→ **Task statement**:
Transcribe the listing word for word.

→ **Records for this exercise**:

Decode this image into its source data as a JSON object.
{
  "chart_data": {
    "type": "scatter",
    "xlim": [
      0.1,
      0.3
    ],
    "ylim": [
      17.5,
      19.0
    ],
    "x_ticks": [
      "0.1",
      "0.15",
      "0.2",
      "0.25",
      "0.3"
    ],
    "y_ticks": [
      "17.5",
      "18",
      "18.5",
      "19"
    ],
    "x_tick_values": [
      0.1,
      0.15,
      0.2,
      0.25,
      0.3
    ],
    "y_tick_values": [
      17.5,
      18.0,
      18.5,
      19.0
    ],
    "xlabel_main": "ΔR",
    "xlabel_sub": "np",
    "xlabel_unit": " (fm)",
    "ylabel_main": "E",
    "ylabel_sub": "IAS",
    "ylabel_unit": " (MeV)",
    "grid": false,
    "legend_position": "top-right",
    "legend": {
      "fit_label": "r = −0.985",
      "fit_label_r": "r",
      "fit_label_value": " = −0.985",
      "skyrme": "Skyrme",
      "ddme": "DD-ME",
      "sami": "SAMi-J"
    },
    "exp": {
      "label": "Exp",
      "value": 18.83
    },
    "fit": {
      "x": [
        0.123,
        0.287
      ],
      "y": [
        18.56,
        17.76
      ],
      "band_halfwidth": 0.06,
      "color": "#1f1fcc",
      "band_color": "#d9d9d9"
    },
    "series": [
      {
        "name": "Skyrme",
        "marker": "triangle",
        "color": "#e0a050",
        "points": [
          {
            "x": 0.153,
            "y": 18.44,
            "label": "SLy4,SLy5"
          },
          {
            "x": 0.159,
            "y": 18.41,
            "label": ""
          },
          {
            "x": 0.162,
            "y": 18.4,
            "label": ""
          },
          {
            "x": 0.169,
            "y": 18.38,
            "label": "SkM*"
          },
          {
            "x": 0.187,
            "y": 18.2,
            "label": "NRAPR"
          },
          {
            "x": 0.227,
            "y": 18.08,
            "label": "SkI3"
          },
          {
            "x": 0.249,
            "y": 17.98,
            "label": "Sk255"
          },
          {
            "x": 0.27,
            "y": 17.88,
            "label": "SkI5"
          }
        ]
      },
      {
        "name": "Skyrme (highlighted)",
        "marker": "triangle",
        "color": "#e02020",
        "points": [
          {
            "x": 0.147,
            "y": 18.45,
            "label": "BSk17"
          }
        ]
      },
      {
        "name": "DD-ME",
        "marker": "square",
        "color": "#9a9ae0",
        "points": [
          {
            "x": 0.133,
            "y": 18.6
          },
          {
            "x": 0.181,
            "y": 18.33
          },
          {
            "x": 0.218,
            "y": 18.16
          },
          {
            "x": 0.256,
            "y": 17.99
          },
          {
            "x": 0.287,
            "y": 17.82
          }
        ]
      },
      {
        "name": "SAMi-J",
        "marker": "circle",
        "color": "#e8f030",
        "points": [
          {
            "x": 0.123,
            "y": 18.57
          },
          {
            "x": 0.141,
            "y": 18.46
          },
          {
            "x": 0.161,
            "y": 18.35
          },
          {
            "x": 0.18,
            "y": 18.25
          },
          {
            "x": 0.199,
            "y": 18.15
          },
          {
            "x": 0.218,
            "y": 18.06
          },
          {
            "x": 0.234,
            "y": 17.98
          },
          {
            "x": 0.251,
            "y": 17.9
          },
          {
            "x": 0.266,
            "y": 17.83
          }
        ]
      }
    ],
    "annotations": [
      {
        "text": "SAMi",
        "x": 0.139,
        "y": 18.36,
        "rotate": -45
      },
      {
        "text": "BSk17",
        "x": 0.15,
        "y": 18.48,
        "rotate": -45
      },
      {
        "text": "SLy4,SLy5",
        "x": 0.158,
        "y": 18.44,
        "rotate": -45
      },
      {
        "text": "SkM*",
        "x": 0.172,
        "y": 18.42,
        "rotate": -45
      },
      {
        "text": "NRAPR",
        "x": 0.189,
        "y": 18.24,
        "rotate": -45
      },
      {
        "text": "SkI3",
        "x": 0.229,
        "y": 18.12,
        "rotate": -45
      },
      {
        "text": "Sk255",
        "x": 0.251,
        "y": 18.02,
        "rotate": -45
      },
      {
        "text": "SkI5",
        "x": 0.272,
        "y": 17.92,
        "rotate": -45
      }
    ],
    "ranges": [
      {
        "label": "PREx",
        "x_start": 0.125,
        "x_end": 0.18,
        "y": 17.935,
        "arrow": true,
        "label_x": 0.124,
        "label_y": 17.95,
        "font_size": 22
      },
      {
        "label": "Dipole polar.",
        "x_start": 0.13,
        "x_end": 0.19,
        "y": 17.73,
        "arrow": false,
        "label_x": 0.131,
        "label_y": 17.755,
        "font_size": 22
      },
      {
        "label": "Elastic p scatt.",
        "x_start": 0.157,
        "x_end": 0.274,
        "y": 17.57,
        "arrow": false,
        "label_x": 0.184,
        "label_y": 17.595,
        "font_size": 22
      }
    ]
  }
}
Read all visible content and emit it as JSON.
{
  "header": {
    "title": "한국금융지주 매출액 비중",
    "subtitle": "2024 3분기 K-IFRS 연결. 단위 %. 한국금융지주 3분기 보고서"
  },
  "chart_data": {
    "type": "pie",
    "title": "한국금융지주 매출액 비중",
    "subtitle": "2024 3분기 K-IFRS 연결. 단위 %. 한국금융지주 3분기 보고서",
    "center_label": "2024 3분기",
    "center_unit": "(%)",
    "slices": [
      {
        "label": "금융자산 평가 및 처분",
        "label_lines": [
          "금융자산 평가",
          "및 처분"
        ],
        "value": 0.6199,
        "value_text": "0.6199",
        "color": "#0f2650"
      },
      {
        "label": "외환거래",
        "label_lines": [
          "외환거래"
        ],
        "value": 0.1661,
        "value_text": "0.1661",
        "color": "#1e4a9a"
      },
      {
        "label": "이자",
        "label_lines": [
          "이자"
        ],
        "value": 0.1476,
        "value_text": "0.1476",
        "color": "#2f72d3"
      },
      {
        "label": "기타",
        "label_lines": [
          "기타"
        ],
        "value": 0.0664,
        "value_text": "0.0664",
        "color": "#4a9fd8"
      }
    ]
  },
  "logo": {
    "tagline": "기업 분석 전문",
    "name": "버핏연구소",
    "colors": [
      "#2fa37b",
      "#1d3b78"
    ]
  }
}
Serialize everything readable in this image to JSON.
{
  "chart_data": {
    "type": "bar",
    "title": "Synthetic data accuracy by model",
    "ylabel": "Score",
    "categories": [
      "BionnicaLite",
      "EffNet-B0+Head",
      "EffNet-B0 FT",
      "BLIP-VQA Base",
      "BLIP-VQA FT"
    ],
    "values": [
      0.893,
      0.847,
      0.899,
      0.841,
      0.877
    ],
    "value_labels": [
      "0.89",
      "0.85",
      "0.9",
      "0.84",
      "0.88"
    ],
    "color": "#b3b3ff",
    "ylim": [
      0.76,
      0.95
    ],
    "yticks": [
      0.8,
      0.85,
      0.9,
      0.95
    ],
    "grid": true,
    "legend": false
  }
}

→ **The response**:
Decode this image into its source data as a JSON object.
{
  "chart_data": {
    "type": "scatter",
    "xlim": [
      0.1,
      0.3
    ],
    "ylim": [
      17.5,
      19.0
    ],
    "x_ticks": [
      "0.1",
      "0.15",
      "0.2",
      "0.25",
      "0.3"
    ],
    "y_ticks": [
      "17.5",
      "18",
      "18.5",
      "19"
    ],
    "x_tick_values": [
      0.1,
      0.15,
      0.2,
      0.25,
      0.3
    ],
    "y_tick_values": [
      17.5,
      18.0,
      18.5,
      19.0
    ],
    "xlabel_main": "ΔR",
    "xlabel_sub": "np",
    "xlabel_unit": " (fm)",
    "ylabel_main": "E",
    "ylabel_sub": "IAS",
    "ylabel_unit": " (MeV)",
    "grid": false,
    "legend_position": "top-right",
    "legend": {
      "fit_label": "r = −0.985",
      "fit_label_r": "r",
      "fit_label_value": " = −0.985",
      "skyrme": "Skyrme",
      "ddme": "DD-ME",
      "sami": "SAMi-J"
    },
    "exp": {
      "label": "Exp",
      "value": 18.83
    },
    "fit": {
      "x": [
        0.123,
        0.287
      ],
      "y": [
        18.56,
        17.76
      ],
      "band_halfwidth": 0.06,
      "color": "#1f1fcc",
      "band_color": "#d9d9d9"
    },
    "series": [
      {
        "name": "Skyrme",
        "marker": "triangle",
        "color": "#e0a050",
        "points": [
          {
            "x": 0.153,
            "y": 18.44,
            "label": "SLy4,SLy5"
          },
          {
            "x": 0.159,
            "y": 18.41,
            "label": ""
          },
          {
            "x": 0.162,
            "y": 18.4,
            "label": ""
          },
          {
            "x": 0.169,
            "y": 18.38,
            "label": "SkM*"
          },
          {
            "x": 0.187,
            "y": 18.2,
            "label": "NRAPR"
          },
          {
            "x": 0.227,
            "y": 18.08,
            "label": "SkI3"
          },
          {
            "x": 0.249,
            "y": 17.98,
            "label": "Sk255"
          },
          {
            "x": 0.27,
            "y": 17.88,
            "label": "SkI5"
          }
        ]
      },
      {
        "name": "Skyrme (highlighted)",
        "marker": "triangle",
        "color": "#e02020",
        "points": [
          {
            "x": 0.147,
            "y": 18.45,
            "label": "BSk17"
          }
        ]
      },
      {
        "name": "DD-ME",
        "marker": "square",
        "color": "#9a9ae0",
        "points": [
          {
            "x": 0.133,
            "y": 18.6
          },
          {
            "x": 0.181,
            "y": 18.33
          },
          {
            "x": 0.218,
            "y": 18.16
          },
          {
            "x": 0.256,
            "y": 17.99
          },
          {
            "x": 0.287,
            "y": 17.82
          }
        ]
      },
      {
        "name": "SAMi-J",
        "marker": "circle",
        "color": "#e8f030",
        "points": [
          {
            "x": 0.123,
            "y": 18.57
          },
          {
            "x": 0.141,
            "y": 18.46
          },
          {
            "x": 0.161,
            "y": 18.35
          },
          {
            "x": 0.18,
            "y": 18.25
          },
          {
            "x": 0.199,
            "y": 18.15
          },
          {
            "x": 0.218,
            "y": 18.06
          },
          {
            "x": 0.234,
            "y": 17.98
          },
          {
            "x": 0.251,
            "y": 17.9
          },
          {
            "x": 0.266,
            "y": 17.83
          }
        ]
      }
    ],
    "annotations": [
      {
        "text": "SAMi",
        "x": 0.139,
        "y": 18.36,
        "rotate": -45
      },
      {
        "text": "BSk17",
        "x": 0.15,
        "y": 18.48,
        "rotate": -45
      },
      {
        "text": "SLy4,SLy5",
        "x": 0.158,
        "y": 18.44,
        "rotate": -45
      },
      {
        "text": "SkM*",
        "x": 0.172,
        "y": 18.42,
        "rotate": -45
      },
      {
        "text": "NRAPR",
        "x": 0.189,
        "y": 18.24,
        "rotate": -45
      },
      {
        "text": "SkI3",
        "x": 0.229,
        "y": 18.12,
        "rotate": -45
      },
      {
        "text": "Sk255",
        "x": 0.251,
        "y": 18.02,
        "rotate": -45
      },
      {
        "text": "SkI5",
        "x": 0.272,
        "y": 17.92,
        "rotate": -45
      }
    ],
    "ranges": [
      {
        "label": "PREx",
        "x_start": 0.125,
        "x_end": 0.18,
        "y": 17.935,
        "arrow": true,
        "label_x": 0.124,
        "label_y": 17.95,
        "font_size": 22
      },
      {
        "label": "Dipole polar.",
        "x_start": 0.13,
        "x_end": 0.19,
        "y": 17.73,
        "arrow": false,
        "label_x": 0.131,
        "label_y": 17.755,
        "font_size": 22
      },
      {
        "label": "Elastic p scatt.",
        "x_start": 0.157,
        "x_end": 0.274,
        "y": 17.57,
        "arrow": false,
        "label_x": 0.184,
        "label_y": 17.595,
        "font_size": 22
      }
    ]
  }
}
Read all visible content and emit it as JSON.
{
  "header": {
    "title": "한국금융지주 매출액 비중",
    "subtitle": "2024 3분기 K-IFRS 연결. 단위 %. 한국금융지주 3분기 보고서"
  },
  "chart_data": {
    "type": "pie",
    "title": "한국금융지주 매출액 비중",
    "subtitle": "2024 3분기 K-IFRS 연결. 단위 %. 한국금융지주 3분기 보고서",
    "center_label": "2024 3분기",
    "center_unit": "(%)",
    "slices": [
      {
        "label": "금융자산 평가 및 처분",
        "label_lines": [
          "금융자산 평가",
          "및 처분"
        ],
        "value": 0.6199,
        "value_text": "0.6199",
        "color": "#0f2650"
      },
      {
        "label": "외환거래",
        "label_lines": [
          "외환거래"
        ],
        "value": 0.1661,
        "value_text": "0.1661",
        "color": "#1e4a9a"
      },
      {
        "label": "이자",
        "label_lines": [
          "이자"
        ],
        "value": 0.1476,
        "value_text": "0.1476",
        "color": "#2f72d3"
      },
      {
        "label": "기타",
        "label_lines": [
          "기타"
        ],
        "value": 0.0664,
        "value_text": "0.0664",
        "color": "#4a9fd8"
      }
    ]
  },
  "logo": {
    "tagline": "기업 분석 전문",
    "name": "버핏연구소",
    "colors": [
      "#2fa37b",
      "#1d3b78"
    ]
  }
}
Serialize everything readable in this image to JSON.
{
  "chart_data": {
    "type": "bar",
    "title": "Synthetic data accuracy by model",
    "ylabel": "Score",
    "categories": [
      "BionnicaLite",
      "EffNet-B0+Head",
      "EffNet-B0 FT",
      "BLIP-VQA Base",
      "BLIP-VQA FT"
    ],
    "values": [
      0.893,
      0.847,
      0.899,
      0.841,
      0.877
    ],
    "value_labels": [
      "0.89",
      "0.85",
      "0.9",
      "0.84",
      "0.88"
    ],
    "color": "#b3b3ff",
    "ylim": [
      0.76,
      0.95
    ],
    "yticks": [
      0.8,
      0.85,
      0.9,
      0.95
    ],
    "grid": true,
    "legend": false
  }
}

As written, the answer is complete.